- What to work on:
Output the full listing below exactly, without the pictures.

- Records supplied:
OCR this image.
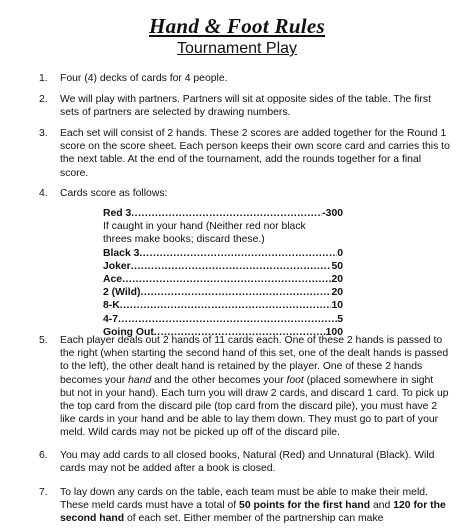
Hand & Foot Rules
Tournament Play
1. Four (4) decks of cards for 4 people.
2. We will play with partners. Partners will sit at opposite sides of the table. The first sets of partners are selected by drawing numbers.
3. Each set will consist of 2 hands. These 2 scores are added together for the Round 1 score on the score sheet. Each person keeps their own score card and carries this to the next table. At the end of the tournament, add the rounds together for a final score.
4. Cards score as follows:
Red 3 .....	-300
If caught in your hand (Neither red nor black threes make books; discard these.)
Black 3 .....	0
Joker .....	50
Ace .....	20
2 (Wild) .....	20
8-K .....	10
4-7 .....	5
Going Out .....	100
5. Each player deals out 2 hands of 11 cards each. One of these 2 hands is passed to the right (when starting the second hand of this set, one of the dealt hands is passed to the left), the other dealt hand is retained by the player. One of these 2 hands becomes your hand and the other becomes your foot (placed somewhere in sight but not in your hand). Each turn you will draw 2 cards, and discard 1 card. To pick up the top card from the discard pile (top card from the discard pile), you must have 2 like cards in your hand and be able to lay them down. They must go to part of your meld. Wild cards may not be picked up off of the discard pile.
6. You may add cards to all closed books, Natural (Red) and Unnatural (Black). Wild cards may not be added after a book is closed.
7. To lay down any cards on the table, each team must be able to make their meld. These meld cards must have a total of 50 points for the first hand and 120 for the second hand of each set. Either member of the partnership can make
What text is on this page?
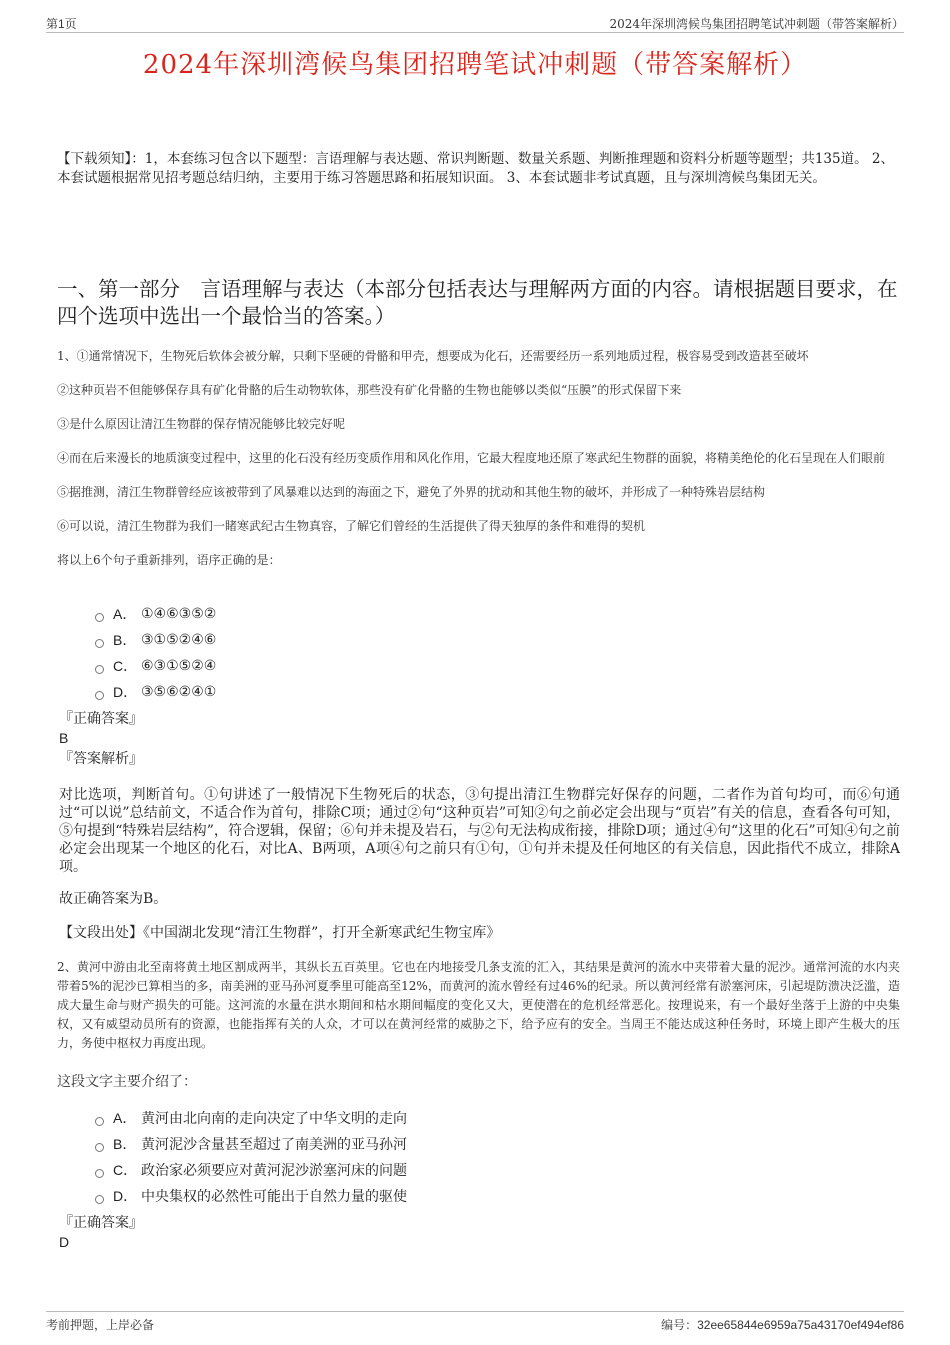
第1页	2024年深圳湾候鸟集团招聘笔试冲刺题（带答案解析）
2024年深圳湾候鸟集团招聘笔试冲刺题（带答案解析）
【下载须知】：1，本套练习包含以下题型：言语理解与表达题、常识判断题、数量关系题、判断推理题和资料分析题等题型；共135道。 2、本套试题根据常见招考题总结归纳，主要用于练习答题思路和拓展知识面。 3、本套试题非考试真题，且与深圳湾候鸟集团无关。
一、第一部分　言语理解与表达（本部分包括表达与理解两方面的内容。请根据题目要求，在四个选项中选出一个最恰当的答案。）

1、①通常情况下，生物死后软体会被分解，只剩下坚硬的骨骼和甲壳，想要成为化石，还需要经历一系列地质过程，极容易受到改造甚至破坏

②这种页岩不但能够保存具有矿化骨骼的后生动物软体，那些没有矿化骨骼的生物也能够以类似“压膜”的形式保留下来

③是什么原因让清江生物群的保存情况能够比较完好呢

④而在后来漫长的地质演变过程中，这里的化石没有经历变质作用和风化作用，它最大程度地还原了寒武纪生物群的面貌，将精美绝伦的化石呈现在人们眼前

⑤据推测，清江生物群曾经应该被带到了风暴难以达到的海面之下，避免了外界的扰动和其他生物的破坏，并形成了一种特殊岩层结构

⑥可以说，清江生物群为我们一睹寒武纪古生物真容，了解它们曾经的生活提供了得天独厚的条件和难得的契机

将以上6个句子重新排列，语序正确的是：

A． ①④⑥③⑤②
B． ③①⑤②④⑥
C． ⑥③①⑤②④
D． ③⑤⑥②④①
『正确答案』
B
『答案解析』
对比选项，判断首句。①句讲述了一般情况下生物死后的状态，③句提出清江生物群完好保存的问题，二者作为首句均可，而⑥句通过“可以说”总结前文，不适合作为首句，排除C项；通过②句“这种页岩”可知②句之前必定会出现与“页岩”有关的信息，查看各句可知，⑤句提到“特殊岩层结构”，符合逻辑，保留；⑥句并未提及岩石，与②句无法构成衔接，排除D项；通过④句“这里的化石”可知④句之前必定会出现某一个地区的化石，对比A、B两项，A项④句之前只有①句，①句并未提及任何地区的有关信息，因此指代不成立，排除A项。
故正确答案为B。
【文段出处】《中国湖北发现“清江生物群”，打开全新寒武纪生物宝库》
2、黄河中游由北至南将黄土地区割成两半，其纵长五百英里。它也在内地接受几条支流的汇入，其结果是黄河的流水中夹带着大量的泥沙。通常河流的水内夹带着5%的泥沙已算相当的多，南美洲的亚马孙河夏季里可能高至12%，而黄河的流水曾经有过46%的纪录。所以黄河经常有淤塞河床，引起堤防溃决泛滥，造成大量生命与财产损失的可能。这河流的水量在洪水期间和枯水期间幅度的变化又大，更使潜在的危机经常恶化。按理说来，有一个最好坐落于上游的中央集权，又有威望动员所有的资源，也能指挥有关的人众，才可以在黄河经常的威胁之下，给予应有的安全。当周王不能达成这种任务时，环境上即产生极大的压力，务使中枢权力再度出现。
这段文字主要介绍了：
A． 黄河由北向南的走向决定了中华文明的走向
B． 黄河泥沙含量甚至超过了南美洲的亚马孙河
C． 政治家必须要应对黄河泥沙淤塞河床的问题
D． 中央集权的必然性可能出于自然力量的驱使
『正确答案』
D
考前押题，上岸必备	编号：32ee65844e6959a75a43170ef494ef86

- Response:
OCR this image.
Hand & Foot Rules
Tournament Play
1. Four (4) decks of cards for 4 people.
2. We will play with partners. Partners will sit at opposite sides of the table. The first sets of partners are selected by drawing numbers.
3. Each set will consist of 2 hands. These 2 scores are added together for the Round 1 score on the score sheet. Each person keeps their own score card and carries this to the next table. At the end of the tournament, add the rounds together for a final score.
4. Cards score as follows:
Red 3 .....	-300
If caught in your hand (Neither red nor black threes make books; discard these.)
Black 3 .....	0
Joker .....	50
Ace .....	20
2 (Wild) .....	20
8-K .....	10
4-7 .....	5
Going Out .....	100
5. Each player deals out 2 hands of 11 cards each. One of these 2 hands is passed to the right (when starting the second hand of this set, one of the dealt hands is passed to the left), the other dealt hand is retained by the player. One of these 2 hands becomes your hand and the other becomes your foot (placed somewhere in sight but not in your hand). Each turn you will draw 2 cards, and discard 1 card. To pick up the top card from the discard pile (top card from the discard pile), you must have 2 like cards in your hand and be able to lay them down. They must go to part of your meld. Wild cards may not be picked up off of the discard pile.
6. You may add cards to all closed books, Natural (Red) and Unnatural (Black). Wild cards may not be added after a book is closed.
7. To lay down any cards on the table, each team must be able to make their meld. These meld cards must have a total of 50 points for the first hand and 120 for the second hand of each set. Either member of the partnership can make
What text is on this page?
第1页	2024年深圳湾候鸟集团招聘笔试冲刺题（带答案解析）
2024年深圳湾候鸟集团招聘笔试冲刺题（带答案解析）
【下载须知】：1，本套练习包含以下题型：言语理解与表达题、常识判断题、数量关系题、判断推理题和资料分析题等题型；共135道。 2、本套试题根据常见招考题总结归纳，主要用于练习答题思路和拓展知识面。 3、本套试题非考试真题，且与深圳湾候鸟集团无关。
一、第一部分　言语理解与表达（本部分包括表达与理解两方面的内容。请根据题目要求，在四个选项中选出一个最恰当的答案。）

1、①通常情况下，生物死后软体会被分解，只剩下坚硬的骨骼和甲壳，想要成为化石，还需要经历一系列地质过程，极容易受到改造甚至破坏

②这种页岩不但能够保存具有矿化骨骼的后生动物软体，那些没有矿化骨骼的生物也能够以类似“压膜”的形式保留下来

③是什么原因让清江生物群的保存情况能够比较完好呢

④而在后来漫长的地质演变过程中，这里的化石没有经历变质作用和风化作用，它最大程度地还原了寒武纪生物群的面貌，将精美绝伦的化石呈现在人们眼前

⑤据推测，清江生物群曾经应该被带到了风暴难以达到的海面之下，避免了外界的扰动和其他生物的破坏，并形成了一种特殊岩层结构

⑥可以说，清江生物群为我们一睹寒武纪古生物真容，了解它们曾经的生活提供了得天独厚的条件和难得的契机

将以上6个句子重新排列，语序正确的是：

A． ①④⑥③⑤②
B． ③①⑤②④⑥
C． ⑥③①⑤②④
D． ③⑤⑥②④①
『正确答案』
B
『答案解析』
对比选项，判断首句。①句讲述了一般情况下生物死后的状态，③句提出清江生物群完好保存的问题，二者作为首句均可，而⑥句通过“可以说”总结前文，不适合作为首句，排除C项；通过②句“这种页岩”可知②句之前必定会出现与“页岩”有关的信息，查看各句可知，⑤句提到“特殊岩层结构”，符合逻辑，保留；⑥句并未提及岩石，与②句无法构成衔接，排除D项；通过④句“这里的化石”可知④句之前必定会出现某一个地区的化石，对比A、B两项，A项④句之前只有①句，①句并未提及任何地区的有关信息，因此指代不成立，排除A项。
故正确答案为B。
【文段出处】《中国湖北发现“清江生物群”，打开全新寒武纪生物宝库》
2、黄河中游由北至南将黄土地区割成两半，其纵长五百英里。它也在内地接受几条支流的汇入，其结果是黄河的流水中夹带着大量的泥沙。通常河流的水内夹带着5%的泥沙已算相当的多，南美洲的亚马孙河夏季里可能高至12%，而黄河的流水曾经有过46%的纪录。所以黄河经常有淤塞河床，引起堤防溃决泛滥，造成大量生命与财产损失的可能。这河流的水量在洪水期间和枯水期间幅度的变化又大，更使潜在的危机经常恶化。按理说来，有一个最好坐落于上游的中央集权，又有威望动员所有的资源，也能指挥有关的人众，才可以在黄河经常的威胁之下，给予应有的安全。当周王不能达成这种任务时，环境上即产生极大的压力，务使中枢权力再度出现。
这段文字主要介绍了：
A． 黄河由北向南的走向决定了中华文明的走向
B． 黄河泥沙含量甚至超过了南美洲的亚马孙河
C． 政治家必须要应对黄河泥沙淤塞河床的问题
D． 中央集权的必然性可能出于自然力量的驱使
『正确答案』
D
考前押题，上岸必备	编号：32ee65844e6959a75a43170ef494ef86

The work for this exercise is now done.